## Start Records for this task

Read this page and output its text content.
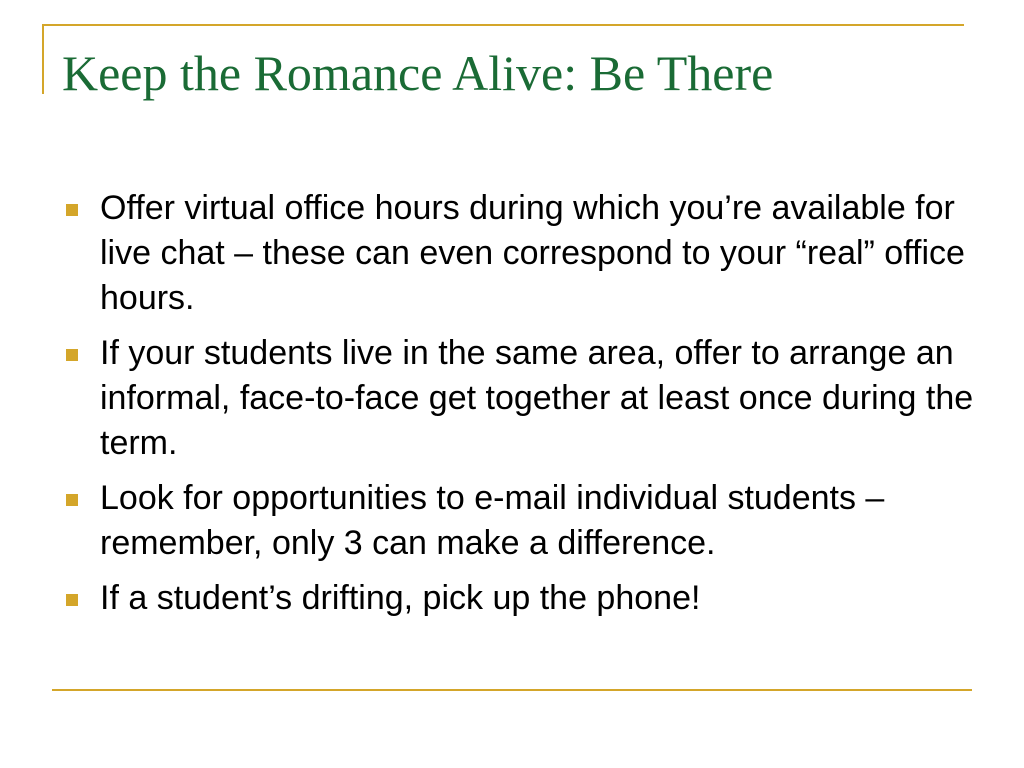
Keep the Romance Alive: Be There
Offer virtual office hours during which you’re available for live chat – these can even correspond to your “real” office hours.
If your students live in the same area, offer to arrange an informal, face-to-face get together at least once during the term.
Look for opportunities to e-mail individual students – remember, only 3 can make a difference.
If a student’s drifting, pick up the phone!
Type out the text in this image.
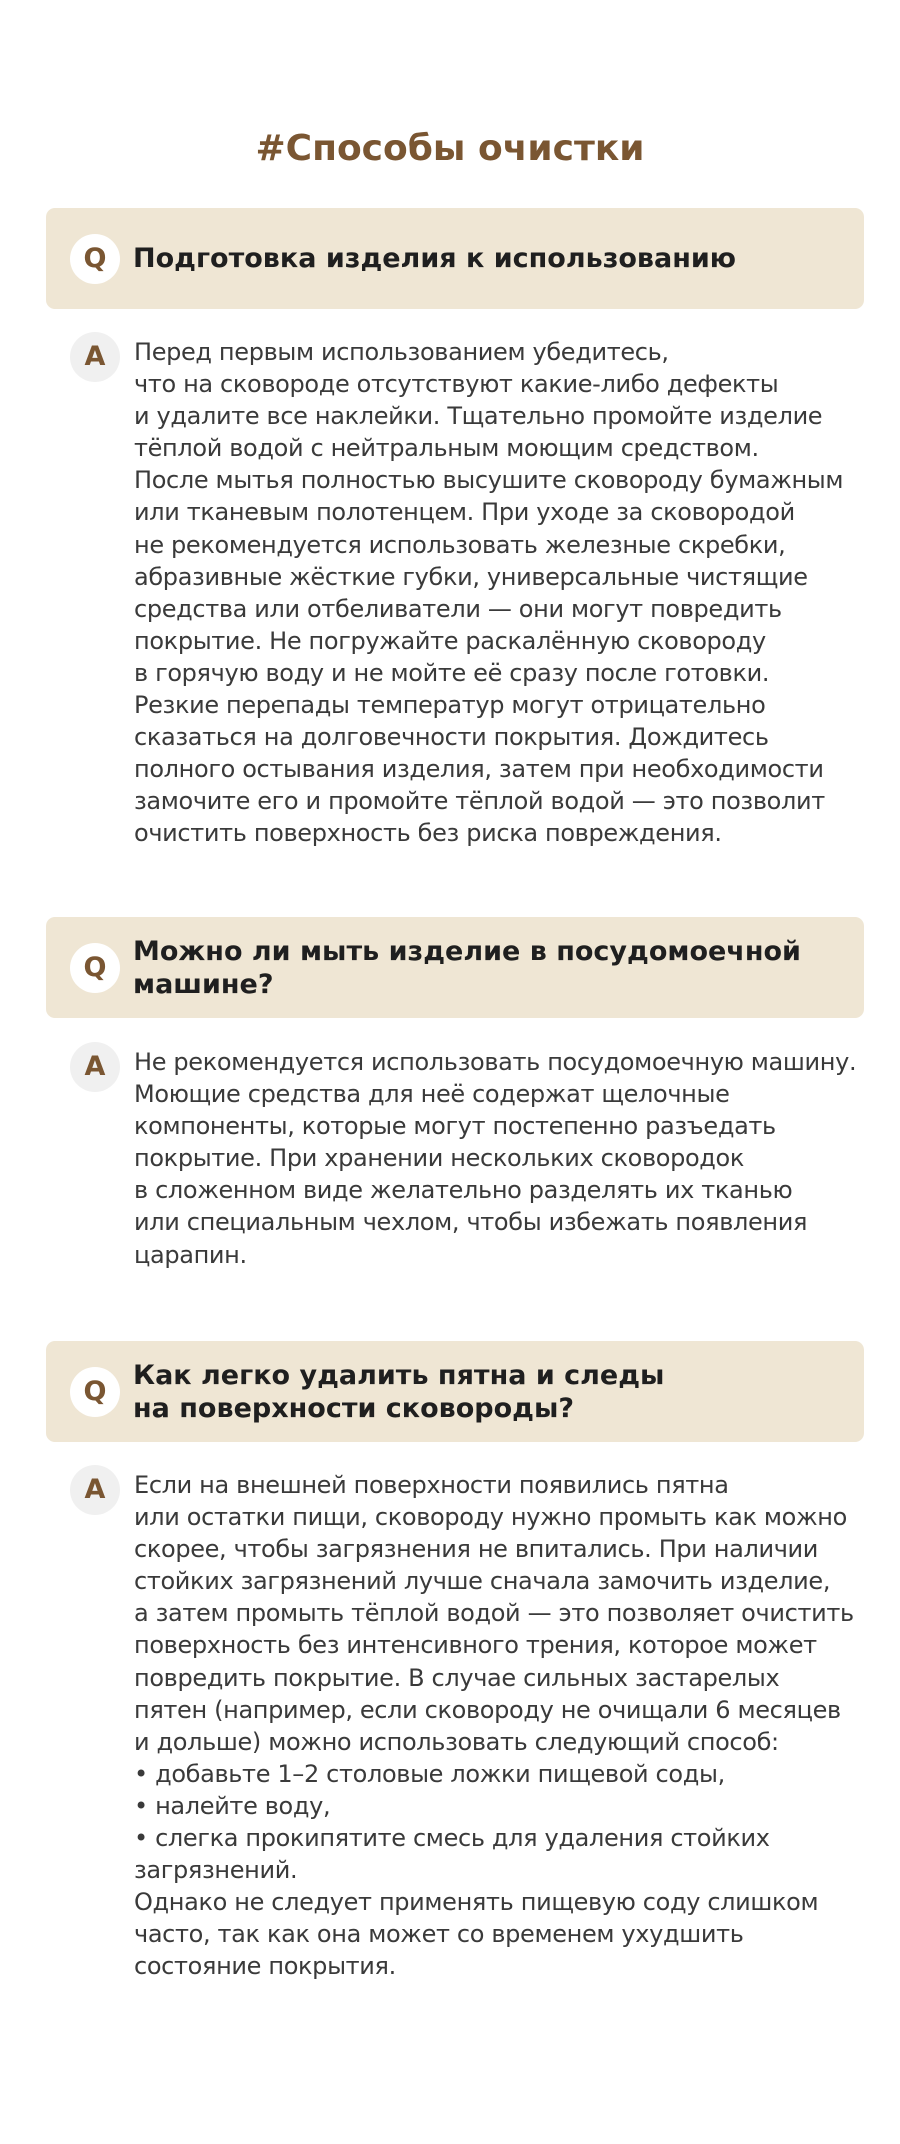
#Способы очистки
Q Подготовка изделия к использованию
A	Перед первым использованием убедитесь,
что на сковороде отсутствуют какие-либо дефекты
и удалите все наклейки. Тщательно промойте изделие
тёплой водой с нейтральным моющим средством.
После мытья полностью высушите сковороду бумажным
или тканевым полотенцем. При уходе за сковородой
не рекомендуется использовать железные скребки,
абразивные жёсткие губки, универсальные чистящие
средства или отбеливатели — они могут повредить
покрытие. Не погружайте раскалённую сковороду
в горячую воду и не мойте её сразу после готовки.
Резкие перепады температур могут отрицательно
сказаться на долговечности покрытия. Дождитесь
полного остывания изделия, затем при необходимости
замочите его и промойте тёплой водой — это позволит
очистить поверхность без риска повреждения.
Q
Можно ли мыть изделие в посудомоечной
машине?
A	Не рекомендуется использовать посудомоечную машину.
Моющие средства для неё содержат щелочные
компоненты, которые могут постепенно разъедать
покрытие. При хранении нескольких сковородок
в сложенном виде желательно разделять их тканью
или специальным чехлом, чтобы избежать появления
царапин.
Q
Как легко удалить пятна и следы
на поверхности сковороды?
A	Если на внешней поверхности появились пятна
или остатки пищи, сковороду нужно промыть как можно
скорее, чтобы загрязнения не впитались. При наличии
стойких загрязнений лучше сначала замочить изделие,
а затем промыть тёплой водой — это позволяет очистить
поверхность без интенсивного трения, которое может
повредить покрытие. В случае сильных застарелых
пятен (например, если сковороду не очищали 6 месяцев
и дольше) можно использовать следующий способ:
• добавьте 1–2 столовые ложки пищевой соды,
• налейте воду,
• слегка прокипятите смесь для удаления стойких
загрязнений.
Однако не следует применять пищевую соду слишком
часто, так как она может со временем ухудшить
состояние покрытия.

## End Records for this task

▶ _Task directions_:
Leave the pictures out and copy the rest of the data exactly.

▶ _Completed task_:
Read this page and output its text content.
Keep the Romance Alive: Be There
Offer virtual office hours during which you’re available for live chat – these can even correspond to your “real” office hours.
If your students live in the same area, offer to arrange an informal, face-to-face get together at least once during the term.
Look for opportunities to e-mail individual students – remember, only 3 can make a difference.
If a student’s drifting, pick up the phone!
Type out the text in this image.
#Способы очистки
Q Подготовка изделия к использованию
A	Перед первым использованием убедитесь,
что на сковороде отсутствуют какие-либо дефекты
и удалите все наклейки. Тщательно промойте изделие
тёплой водой с нейтральным моющим средством.
После мытья полностью высушите сковороду бумажным
или тканевым полотенцем. При уходе за сковородой
не рекомендуется использовать железные скребки,
абразивные жёсткие губки, универсальные чистящие
средства или отбеливатели — они могут повредить
покрытие. Не погружайте раскалённую сковороду
в горячую воду и не мойте её сразу после готовки.
Резкие перепады температур могут отрицательно
сказаться на долговечности покрытия. Дождитесь
полного остывания изделия, затем при необходимости
замочите его и промойте тёплой водой — это позволит
очистить поверхность без риска повреждения.
Q
Можно ли мыть изделие в посудомоечной
машине?
A	Не рекомендуется использовать посудомоечную машину.
Моющие средства для неё содержат щелочные
компоненты, которые могут постепенно разъедать
покрытие. При хранении нескольких сковородок
в сложенном виде желательно разделять их тканью
или специальным чехлом, чтобы избежать появления
царапин.
Q
Как легко удалить пятна и следы
на поверхности сковороды?
A	Если на внешней поверхности появились пятна
или остатки пищи, сковороду нужно промыть как можно
скорее, чтобы загрязнения не впитались. При наличии
стойких загрязнений лучше сначала замочить изделие,
а затем промыть тёплой водой — это позволяет очистить
поверхность без интенсивного трения, которое может
повредить покрытие. В случае сильных застарелых
пятен (например, если сковороду не очищали 6 месяцев
и дольше) можно использовать следующий способ:
• добавьте 1–2 столовые ложки пищевой соды,
• налейте воду,
• слегка прокипятите смесь для удаления стойких
загрязнений.
Однако не следует применять пищевую соду слишком
часто, так как она может со временем ухудшить
состояние покрытия.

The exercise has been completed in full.